* START Dataset extract *

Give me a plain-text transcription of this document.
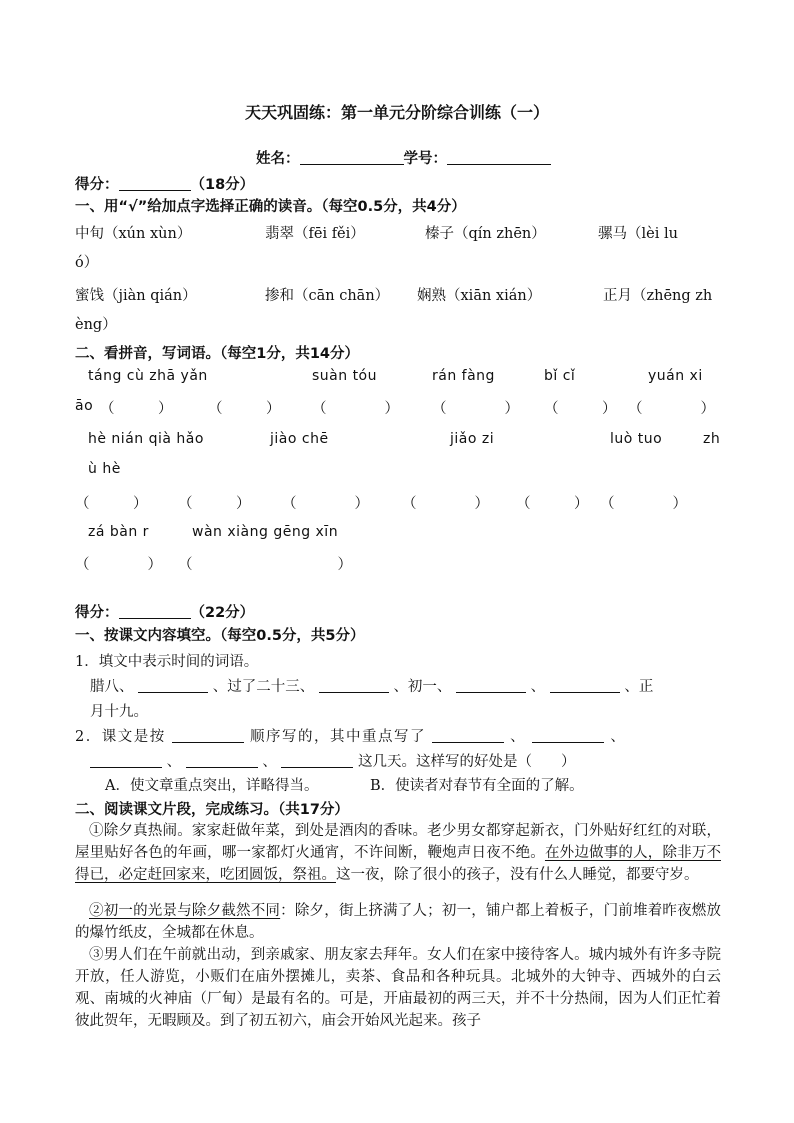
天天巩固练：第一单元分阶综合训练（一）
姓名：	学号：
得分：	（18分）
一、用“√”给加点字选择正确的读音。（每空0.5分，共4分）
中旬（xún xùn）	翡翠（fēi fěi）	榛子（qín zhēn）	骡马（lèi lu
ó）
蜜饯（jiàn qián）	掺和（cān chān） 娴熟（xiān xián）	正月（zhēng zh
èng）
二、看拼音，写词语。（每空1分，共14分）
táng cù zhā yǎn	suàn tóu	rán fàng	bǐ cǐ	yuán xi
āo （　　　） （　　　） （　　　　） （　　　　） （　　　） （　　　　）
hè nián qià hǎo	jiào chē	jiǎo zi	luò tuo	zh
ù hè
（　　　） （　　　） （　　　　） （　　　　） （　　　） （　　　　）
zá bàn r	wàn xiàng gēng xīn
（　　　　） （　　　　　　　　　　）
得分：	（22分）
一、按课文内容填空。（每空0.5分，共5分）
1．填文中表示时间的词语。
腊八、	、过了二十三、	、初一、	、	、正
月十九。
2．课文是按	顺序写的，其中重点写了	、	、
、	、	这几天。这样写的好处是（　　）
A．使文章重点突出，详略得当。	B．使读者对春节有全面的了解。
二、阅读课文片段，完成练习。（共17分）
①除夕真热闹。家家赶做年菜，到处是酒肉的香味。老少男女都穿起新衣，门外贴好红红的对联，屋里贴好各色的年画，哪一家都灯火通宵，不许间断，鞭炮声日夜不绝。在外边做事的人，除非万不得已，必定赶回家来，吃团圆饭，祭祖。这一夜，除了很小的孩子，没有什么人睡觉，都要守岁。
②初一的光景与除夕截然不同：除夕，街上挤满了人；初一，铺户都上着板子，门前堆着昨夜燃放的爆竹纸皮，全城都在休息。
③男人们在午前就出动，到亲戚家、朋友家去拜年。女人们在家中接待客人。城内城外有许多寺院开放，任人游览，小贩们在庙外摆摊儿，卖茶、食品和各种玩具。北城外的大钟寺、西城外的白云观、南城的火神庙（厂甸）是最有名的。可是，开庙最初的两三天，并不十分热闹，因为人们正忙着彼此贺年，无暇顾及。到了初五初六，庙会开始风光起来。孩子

* END Dataset extract *
* START Dataset extract *

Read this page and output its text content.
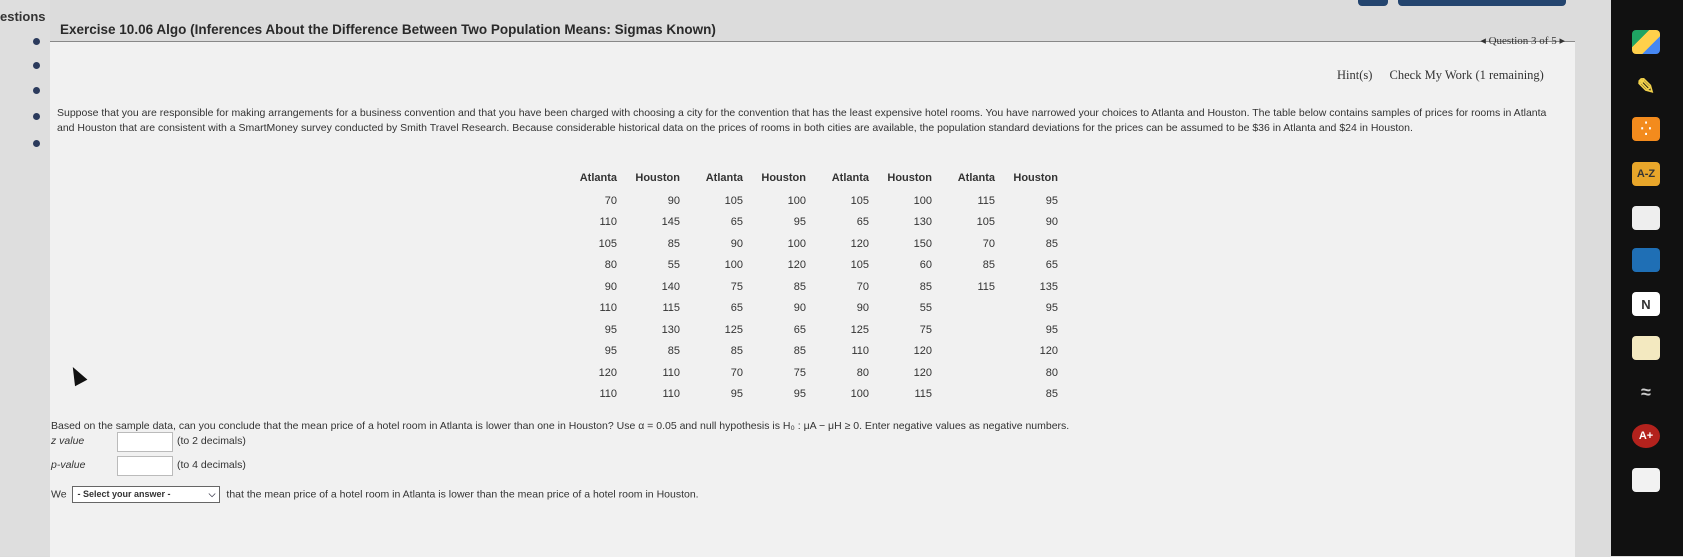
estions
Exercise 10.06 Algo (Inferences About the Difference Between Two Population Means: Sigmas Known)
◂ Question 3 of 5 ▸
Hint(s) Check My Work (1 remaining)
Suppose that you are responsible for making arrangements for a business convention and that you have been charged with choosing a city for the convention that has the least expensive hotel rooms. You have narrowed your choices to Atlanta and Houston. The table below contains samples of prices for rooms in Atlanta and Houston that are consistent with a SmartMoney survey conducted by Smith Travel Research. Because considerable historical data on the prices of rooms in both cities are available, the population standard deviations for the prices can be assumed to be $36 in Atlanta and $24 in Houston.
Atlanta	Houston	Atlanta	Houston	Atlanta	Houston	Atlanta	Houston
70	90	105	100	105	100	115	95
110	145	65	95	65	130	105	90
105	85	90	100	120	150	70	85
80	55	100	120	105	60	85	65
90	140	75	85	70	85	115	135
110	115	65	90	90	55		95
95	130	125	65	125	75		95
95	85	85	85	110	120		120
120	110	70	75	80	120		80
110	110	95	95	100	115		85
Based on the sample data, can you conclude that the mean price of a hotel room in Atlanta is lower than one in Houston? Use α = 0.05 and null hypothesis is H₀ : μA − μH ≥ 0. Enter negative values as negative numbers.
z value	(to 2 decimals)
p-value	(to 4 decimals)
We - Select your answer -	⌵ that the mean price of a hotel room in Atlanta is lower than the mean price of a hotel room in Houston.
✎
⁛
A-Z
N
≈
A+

* END Dataset extract *
* START Dataset extract *

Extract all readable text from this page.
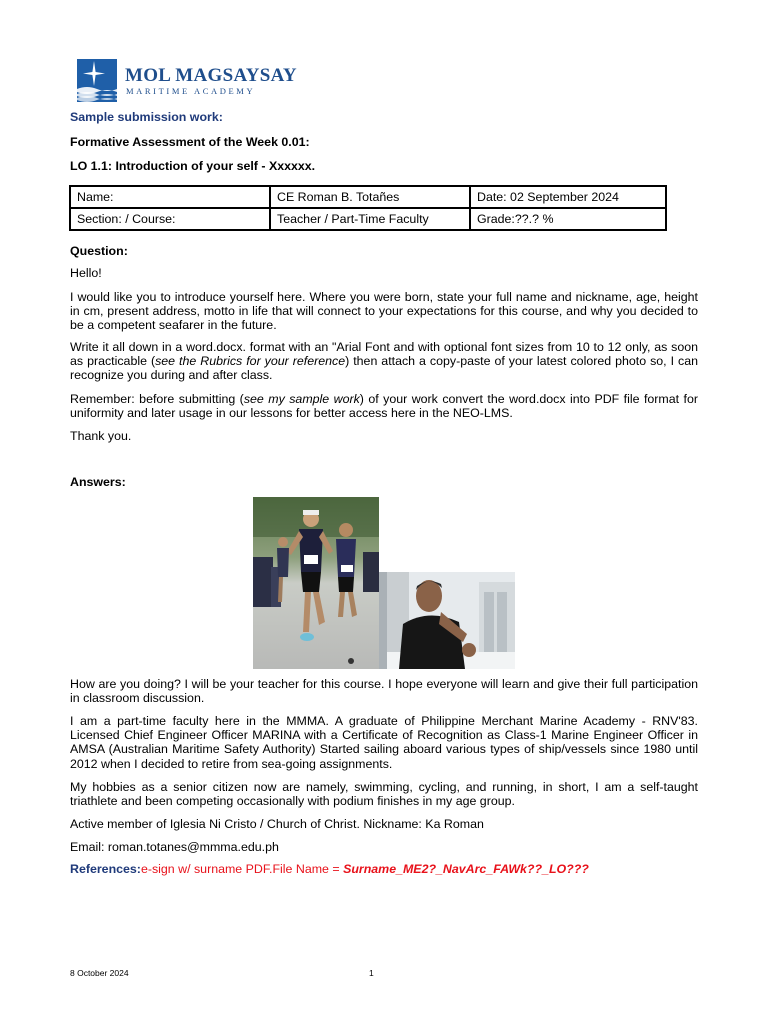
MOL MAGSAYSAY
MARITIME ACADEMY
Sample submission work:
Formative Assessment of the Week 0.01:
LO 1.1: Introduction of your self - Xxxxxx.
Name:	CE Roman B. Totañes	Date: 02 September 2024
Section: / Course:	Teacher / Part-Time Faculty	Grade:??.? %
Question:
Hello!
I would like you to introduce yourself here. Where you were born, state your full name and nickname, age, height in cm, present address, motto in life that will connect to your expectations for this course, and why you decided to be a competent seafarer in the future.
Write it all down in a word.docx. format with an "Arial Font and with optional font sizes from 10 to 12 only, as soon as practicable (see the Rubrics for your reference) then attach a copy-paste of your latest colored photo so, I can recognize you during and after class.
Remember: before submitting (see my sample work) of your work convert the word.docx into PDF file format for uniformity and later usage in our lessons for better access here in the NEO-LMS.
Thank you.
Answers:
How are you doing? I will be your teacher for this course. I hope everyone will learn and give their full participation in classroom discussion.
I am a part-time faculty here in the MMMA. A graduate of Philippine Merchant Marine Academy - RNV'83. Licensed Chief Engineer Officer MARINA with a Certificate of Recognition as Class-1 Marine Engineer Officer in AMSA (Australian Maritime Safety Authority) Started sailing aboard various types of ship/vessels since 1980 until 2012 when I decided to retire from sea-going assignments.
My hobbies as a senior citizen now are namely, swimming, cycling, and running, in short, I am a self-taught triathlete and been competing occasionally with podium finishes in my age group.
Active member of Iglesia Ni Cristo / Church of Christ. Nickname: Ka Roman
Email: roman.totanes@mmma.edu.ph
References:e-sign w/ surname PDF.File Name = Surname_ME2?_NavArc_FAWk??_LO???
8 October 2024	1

* END Dataset extract *

Short exercise: Filter out all lines lacking the word "that" and copy the rest.

Solution to this problem:
Suppose that you are responsible for making arrangements for a business convention and that you have been charged with choosing a city for the convention that has the least expensive hotel rooms. You have narrowed your choices to Atlanta and Houston. The table below contains samples of prices for rooms in Atlanta and Houston that are consistent with a SmartMoney survey conducted by Smith Travel Research. Because considerable historical data on the prices of rooms in both cities are available, the population standard deviations for the prices can be assumed to be $36 in Atlanta and $24 in Houston.
Based on the sample data, can you conclude that the mean price of a hotel room in Atlanta is lower than one in Houston? Use α = 0.05 and null hypothesis is H₀ : μA − μH ≥ 0. Enter negative values as negative numbers.
We - Select your answer -	⌵ that the mean price of a hotel room in Atlanta is lower than the mean price of a hotel room in Houston.
I would like you to introduce yourself here. Where you were born, state your full name and nickname, age, height in cm, present address, motto in life that will connect to your expectations for this course, and why you decided to be a competent seafarer in the future.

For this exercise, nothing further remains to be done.